### Given data

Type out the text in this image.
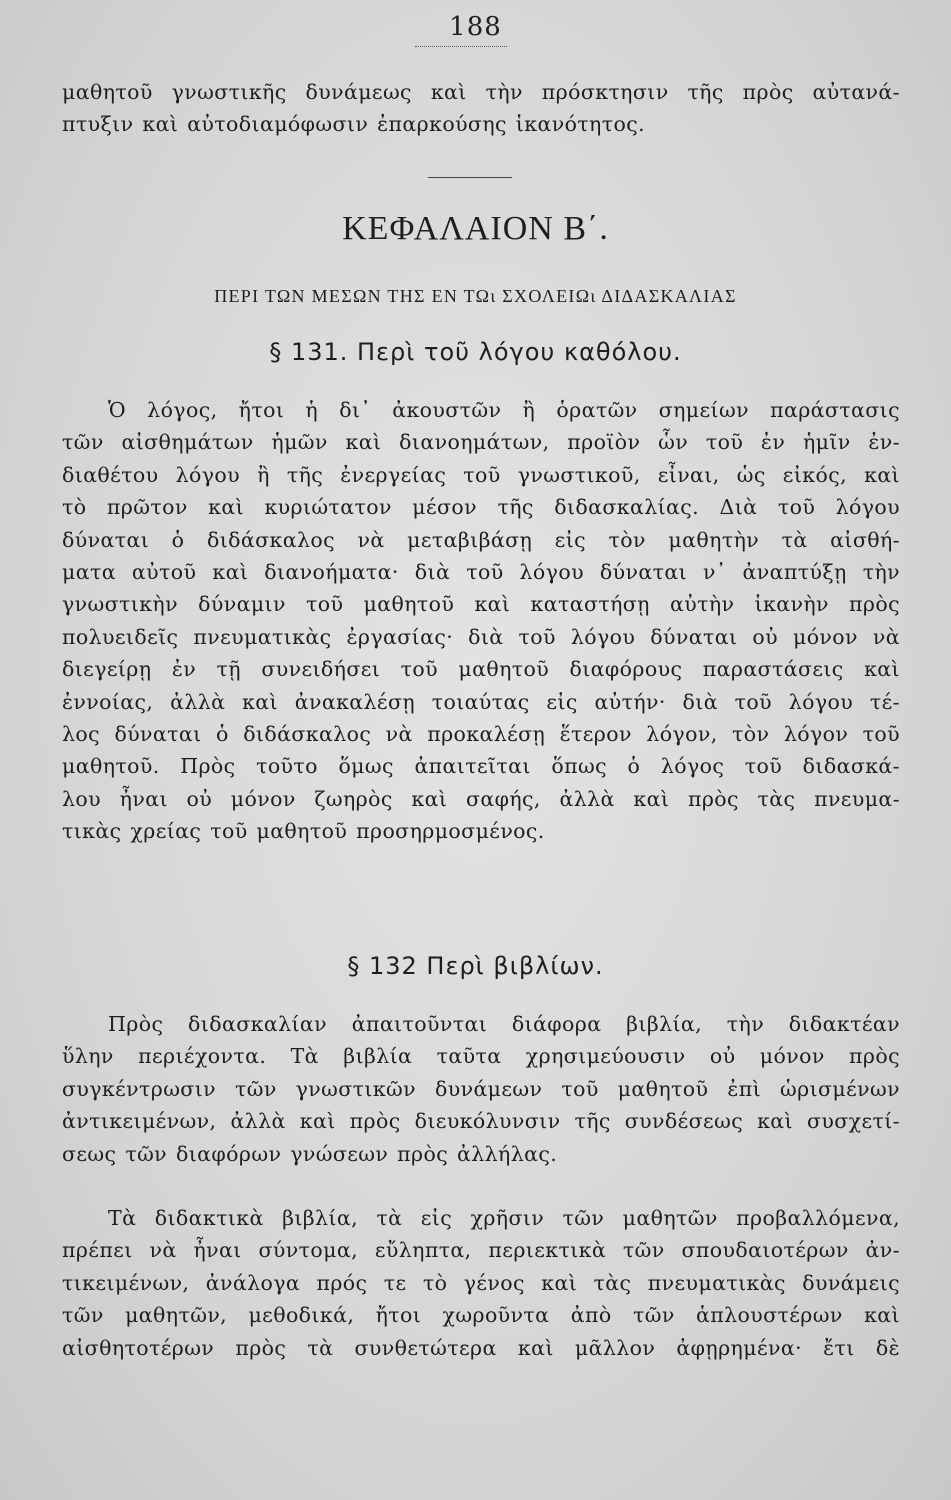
188
μαθητοῦ γνωστικῆς δυνάμεως καὶ τὴν πρόσκτησιν τῆς πρὸς αὐτανά-
πτυξιν καὶ αὐτοδιαμόφωσιν ἐπαρκούσης ἱκανότητος.
ΚΕΦΑΛΑΙΟΝ Β΄.
ΠΕΡΙ ΤΩΝ ΜΕΣΩΝ ΤΗΣ ΕΝ ΤΩι ΣΧΟΛΕΙΩι ΔΙΔΑΣΚΑΛΙΑΣ
§ 131. Περὶ τοῦ λόγου καθόλου.
Ὁ λόγος, ἤτοι ἡ δι᾿ ἀκουστῶν ἢ ὁρατῶν σημείων παράστασις
τῶν αἰσθημάτων ἡμῶν καὶ διανοημάτων, προϊὸν ὧν τοῦ ἐν ἡμῖν ἐν-
διαθέτου λόγου ἢ τῆς ἐνεργείας τοῦ γνωστικοῦ, εἶναι, ὡς εἰκός, καὶ
τὸ πρῶτον καὶ κυριώτατον μέσον τῆς διδασκαλίας. Διὰ τοῦ λόγου
δύναται ὁ διδάσκαλος νὰ μεταβιβάσῃ εἰς τὸν μαθητὴν τὰ αἰσθή-
ματα αὐτοῦ καὶ διανοήματα· διὰ τοῦ λόγου δύναται ν᾿ ἀναπτύξῃ τὴν
γνωστικὴν δύναμιν τοῦ μαθητοῦ καὶ καταστήσῃ αὐτὴν ἱκανὴν πρὸς
πολυειδεῖς πνευματικὰς ἐργασίας· διὰ τοῦ λόγου δύναται οὐ μόνον νὰ
διεγείρῃ ἐν τῇ συνειδήσει τοῦ μαθητοῦ διαφόρους παραστάσεις καὶ
ἐννοίας, ἀλλὰ καὶ ἀνακαλέσῃ τοιαύτας εἰς αὐτήν· διὰ τοῦ λόγου τέ-
λος δύναται ὁ διδάσκαλος νὰ προκαλέσῃ ἕτερον λόγον, τὸν λόγον τοῦ
μαθητοῦ. Πρὸς τοῦτο ὅμως ἀπαιτεῖται ὅπως ὁ λόγος τοῦ διδασκά-
λου ἦναι οὐ μόνον ζωηρὸς καὶ σαφής, ἀλλὰ καὶ πρὸς τὰς πνευμα-
τικὰς χρείας τοῦ μαθητοῦ προσηρμοσμένος.
§ 132 Περὶ βιβλίων.
Πρὸς διδασκαλίαν ἀπαιτοῦνται διάφορα βιβλία, τὴν διδακτέαν
ὕλην περιέχοντα. Τὰ βιβλία ταῦτα χρησιμεύουσιν οὐ μόνον πρὸς
συγκέντρωσιν τῶν γνωστικῶν δυνάμεων τοῦ μαθητοῦ ἐπὶ ὡρισμένων
ἀντικειμένων, ἀλλὰ καὶ πρὸς διευκόλυνσιν τῆς συνδέσεως καὶ συσχετί-
σεως τῶν διαφόρων γνώσεων πρὸς ἀλλήλας.
Τὰ διδακτικὰ βιβλία, τὰ εἰς χρῆσιν τῶν μαθητῶν προβαλλόμενα,
πρέπει νὰ ἦναι σύντομα, εὔληπτα, περιεκτικὰ τῶν σπουδαιοτέρων ἀν-
τικειμένων, ἀνάλογα πρός τε τὸ γένος καὶ τὰς πνευματικὰς δυνάμεις
τῶν μαθητῶν, μεθοδικά, ἤτοι χωροῦντα ἀπὸ τῶν ἁπλουστέρων καὶ
αἰσθητοτέρων πρὸς τὰ συνθετώτερα καὶ μᾶλλον ἀφῃρημένα· ἔτι δὲ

######

* [Written instruction]:
Which lines of the data above contain "ἀλλὰ"? Copy each one.

* [Task response]:
ἐννοίας, ἀλλὰ καὶ ἀνακαλέσῃ τοιαύτας εἰς αὐτήν· διὰ τοῦ λόγου τέ-
λου ἦναι οὐ μόνον ζωηρὸς καὶ σαφής, ἀλλὰ καὶ πρὸς τὰς πνευμα-
ἀντικειμένων, ἀλλὰ καὶ πρὸς διευκόλυνσιν τῆς συνδέσεως καὶ συσχετί-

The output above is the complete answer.